» **WHAT IS BEING ASKED**
Wherever the string "true" appears in the listing, copy that line.

##### GIVEN DATA #####

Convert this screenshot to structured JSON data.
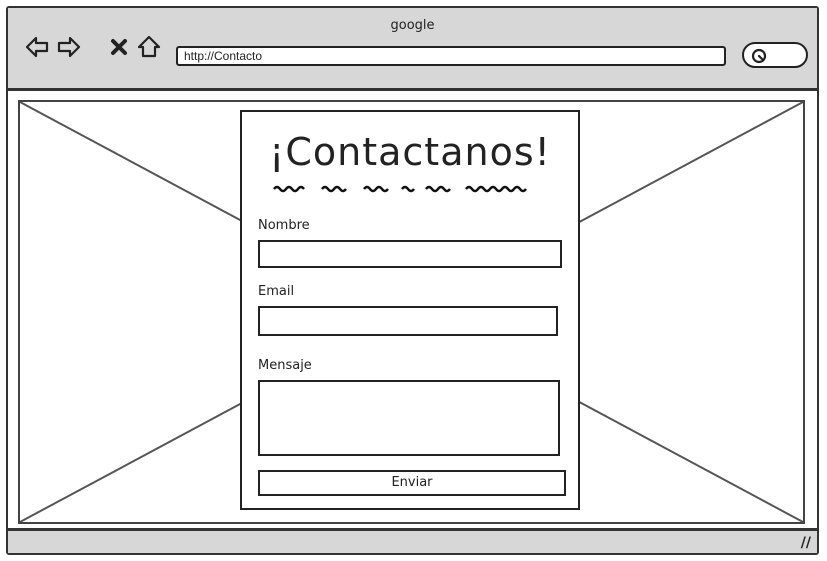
{
  "window": {
    "title": "google"
  },
  "toolbar": {
    "back_icon": "arrow-left-icon",
    "forward_icon": "arrow-right-icon",
    "stop_icon": "close-icon",
    "home_icon": "home-icon",
    "search_icon": "search-icon",
    "address_value": "http://Contacto"
  },
  "form": {
    "title": "¡Contactanos!",
    "fields": [
      {
        "label": "Nombre",
        "value": ""
      },
      {
        "label": "Email",
        "value": ""
      },
      {
        "label": "Mensaje",
        "value": ""
      }
    ],
    "submit_label": "Enviar"
  },
  "colors": {
    "chrome": "#d7d7d7",
    "border": "#222222"
  }
}
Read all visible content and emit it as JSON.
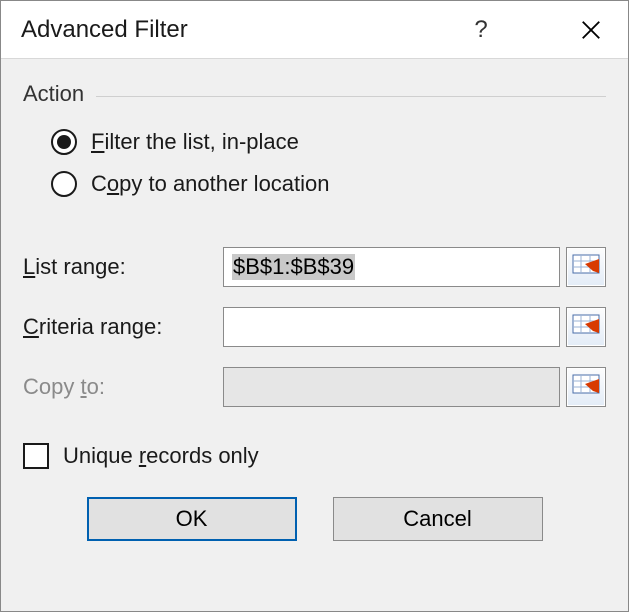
{
  "dialog": {
    "title": "Advanced Filter"
  },
  "action": {
    "group_label": "Action",
    "options": [
      {
        "label_pre": "",
        "label_u": "F",
        "label_post": "ilter the list, in-place",
        "checked": true
      },
      {
        "label_pre": "C",
        "label_u": "o",
        "label_post": "py to another location",
        "checked": false
      }
    ]
  },
  "fields": {
    "list_range": {
      "label_u": "L",
      "label_post": "ist range:",
      "value": "$B$1:$B$39",
      "disabled": false,
      "highlighted": true
    },
    "criteria_range": {
      "label_u": "C",
      "label_post": "riteria range:",
      "value": "",
      "disabled": false,
      "highlighted": false
    },
    "copy_to": {
      "label_pre": "Copy ",
      "label_u": "t",
      "label_post": "o:",
      "value": "",
      "disabled": true,
      "highlighted": false
    }
  },
  "unique": {
    "label_pre": "Unique ",
    "label_u": "r",
    "label_post": "ecords only",
    "checked": false
  },
  "buttons": {
    "ok": "OK",
    "cancel": "Cancel"
  }
}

#####

» **WRITTEN SOLUTION**
        "checked": true
      "highlighted": true
      "disabled": true,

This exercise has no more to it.